Data entries:
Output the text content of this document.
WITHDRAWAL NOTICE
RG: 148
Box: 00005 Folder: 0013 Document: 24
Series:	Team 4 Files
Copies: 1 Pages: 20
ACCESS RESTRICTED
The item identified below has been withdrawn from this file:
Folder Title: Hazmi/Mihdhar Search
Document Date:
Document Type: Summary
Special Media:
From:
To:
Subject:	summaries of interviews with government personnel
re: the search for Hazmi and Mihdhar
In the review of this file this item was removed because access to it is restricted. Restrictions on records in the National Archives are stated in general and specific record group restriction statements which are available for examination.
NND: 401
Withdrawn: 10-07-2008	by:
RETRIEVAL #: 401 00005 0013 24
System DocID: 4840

- _EXERCISE PROMPT_
Repeat the data verbatim.

- _RESPONSE FOR THIS EXERCISE_
Output the text content of this document.
WITHDRAWAL NOTICE
RG: 148
Box: 00005 Folder: 0013 Document: 24
Series:	Team 4 Files
Copies: 1 Pages: 20
ACCESS RESTRICTED
The item identified below has been withdrawn from this file:
Folder Title: Hazmi/Mihdhar Search
Document Date:
Document Type: Summary
Special Media:
From:
To:
Subject:	summaries of interviews with government personnel
re: the search for Hazmi and Mihdhar
In the review of this file this item was removed because access to it is restricted. Restrictions on records in the National Archives are stated in general and specific record group restriction statements which are available for examination.
NND: 401
Withdrawn: 10-07-2008	by:
RETRIEVAL #: 401 00005 0013 24
System DocID: 4840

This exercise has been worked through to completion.